— start Source material —

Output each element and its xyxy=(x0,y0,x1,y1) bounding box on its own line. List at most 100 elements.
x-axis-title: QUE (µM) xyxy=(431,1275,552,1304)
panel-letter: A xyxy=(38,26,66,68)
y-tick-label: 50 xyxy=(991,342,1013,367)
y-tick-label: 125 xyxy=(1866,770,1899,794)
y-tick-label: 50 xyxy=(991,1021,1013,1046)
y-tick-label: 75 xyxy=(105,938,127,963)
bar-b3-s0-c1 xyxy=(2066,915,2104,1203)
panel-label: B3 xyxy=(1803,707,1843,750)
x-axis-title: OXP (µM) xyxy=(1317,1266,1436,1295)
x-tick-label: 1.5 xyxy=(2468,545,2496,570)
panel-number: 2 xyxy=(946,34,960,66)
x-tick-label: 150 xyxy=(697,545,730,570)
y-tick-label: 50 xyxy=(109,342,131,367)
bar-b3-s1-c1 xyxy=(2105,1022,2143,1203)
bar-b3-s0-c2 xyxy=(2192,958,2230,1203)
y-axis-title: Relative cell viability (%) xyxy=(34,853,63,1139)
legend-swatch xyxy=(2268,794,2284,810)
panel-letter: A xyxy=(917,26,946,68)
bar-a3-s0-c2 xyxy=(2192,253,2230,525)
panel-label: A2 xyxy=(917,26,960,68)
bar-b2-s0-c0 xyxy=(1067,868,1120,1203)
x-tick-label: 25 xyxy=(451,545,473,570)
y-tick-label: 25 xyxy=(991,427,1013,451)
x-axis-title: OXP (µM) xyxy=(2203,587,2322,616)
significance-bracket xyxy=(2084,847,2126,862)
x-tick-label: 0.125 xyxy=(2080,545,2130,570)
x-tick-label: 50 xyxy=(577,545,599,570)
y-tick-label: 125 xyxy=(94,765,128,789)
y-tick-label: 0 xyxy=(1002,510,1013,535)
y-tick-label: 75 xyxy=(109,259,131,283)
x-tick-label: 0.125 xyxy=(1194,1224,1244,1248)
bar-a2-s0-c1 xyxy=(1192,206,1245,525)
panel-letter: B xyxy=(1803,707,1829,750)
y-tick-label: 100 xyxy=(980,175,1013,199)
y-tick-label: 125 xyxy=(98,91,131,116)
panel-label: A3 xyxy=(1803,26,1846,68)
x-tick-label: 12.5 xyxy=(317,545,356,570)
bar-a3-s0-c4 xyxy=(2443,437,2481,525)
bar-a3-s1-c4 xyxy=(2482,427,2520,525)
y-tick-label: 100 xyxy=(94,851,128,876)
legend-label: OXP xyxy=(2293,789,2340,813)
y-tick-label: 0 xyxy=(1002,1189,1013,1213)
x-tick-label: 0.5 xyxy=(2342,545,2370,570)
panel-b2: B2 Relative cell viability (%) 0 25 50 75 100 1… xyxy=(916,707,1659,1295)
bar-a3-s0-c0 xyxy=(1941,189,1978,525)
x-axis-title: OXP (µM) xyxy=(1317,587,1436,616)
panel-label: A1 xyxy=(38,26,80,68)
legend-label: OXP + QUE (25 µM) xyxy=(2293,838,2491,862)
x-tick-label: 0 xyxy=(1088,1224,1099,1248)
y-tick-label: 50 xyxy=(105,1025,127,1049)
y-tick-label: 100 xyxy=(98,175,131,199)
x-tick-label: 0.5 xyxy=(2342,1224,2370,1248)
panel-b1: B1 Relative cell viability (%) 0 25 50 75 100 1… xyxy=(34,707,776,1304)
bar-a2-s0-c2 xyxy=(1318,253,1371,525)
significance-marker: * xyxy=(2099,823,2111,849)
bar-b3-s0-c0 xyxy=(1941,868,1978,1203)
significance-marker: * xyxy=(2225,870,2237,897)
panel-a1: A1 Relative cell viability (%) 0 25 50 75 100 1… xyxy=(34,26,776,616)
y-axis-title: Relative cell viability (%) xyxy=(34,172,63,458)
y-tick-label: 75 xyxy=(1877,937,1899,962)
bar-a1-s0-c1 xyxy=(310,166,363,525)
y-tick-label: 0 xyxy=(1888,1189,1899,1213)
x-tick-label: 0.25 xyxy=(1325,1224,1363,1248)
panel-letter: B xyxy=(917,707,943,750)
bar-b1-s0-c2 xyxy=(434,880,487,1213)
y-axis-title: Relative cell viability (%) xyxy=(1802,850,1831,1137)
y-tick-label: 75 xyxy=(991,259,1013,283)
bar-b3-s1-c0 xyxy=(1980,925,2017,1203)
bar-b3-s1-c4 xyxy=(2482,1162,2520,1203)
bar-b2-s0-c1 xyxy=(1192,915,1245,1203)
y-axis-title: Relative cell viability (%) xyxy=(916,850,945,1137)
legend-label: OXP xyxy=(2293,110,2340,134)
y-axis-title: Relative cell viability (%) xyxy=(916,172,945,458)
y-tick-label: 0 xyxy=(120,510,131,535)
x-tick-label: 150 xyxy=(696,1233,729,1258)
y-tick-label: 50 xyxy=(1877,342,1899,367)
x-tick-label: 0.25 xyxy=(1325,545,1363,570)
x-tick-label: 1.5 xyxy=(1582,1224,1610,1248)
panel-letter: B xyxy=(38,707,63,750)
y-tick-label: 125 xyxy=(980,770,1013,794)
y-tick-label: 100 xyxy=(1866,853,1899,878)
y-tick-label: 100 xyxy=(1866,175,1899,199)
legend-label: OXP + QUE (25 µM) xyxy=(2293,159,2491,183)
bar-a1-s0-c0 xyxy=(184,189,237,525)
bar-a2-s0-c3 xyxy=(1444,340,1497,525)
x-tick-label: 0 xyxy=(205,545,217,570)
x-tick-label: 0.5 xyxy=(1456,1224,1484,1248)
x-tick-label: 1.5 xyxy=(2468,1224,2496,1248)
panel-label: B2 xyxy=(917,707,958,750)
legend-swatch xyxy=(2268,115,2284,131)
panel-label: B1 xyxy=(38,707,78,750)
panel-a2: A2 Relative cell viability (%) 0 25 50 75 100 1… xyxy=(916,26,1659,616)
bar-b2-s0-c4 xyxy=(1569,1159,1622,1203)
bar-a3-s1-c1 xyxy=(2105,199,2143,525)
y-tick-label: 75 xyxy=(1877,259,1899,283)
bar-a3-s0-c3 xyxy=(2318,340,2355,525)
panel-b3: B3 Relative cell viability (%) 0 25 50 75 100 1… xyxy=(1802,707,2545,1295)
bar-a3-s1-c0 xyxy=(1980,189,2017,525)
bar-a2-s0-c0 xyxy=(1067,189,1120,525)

— end Source material —

**Exercise description:** Collect every line from the items above that contains the string "letter".

**Result for this exercise:**
panel-letter: A xyxy=(38,26,66,68)
panel-letter: A xyxy=(917,26,946,68)
panel-letter: B xyxy=(1803,707,1829,750)
panel-letter: B xyxy=(917,707,943,750)
panel-letter: B xyxy=(38,707,63,750)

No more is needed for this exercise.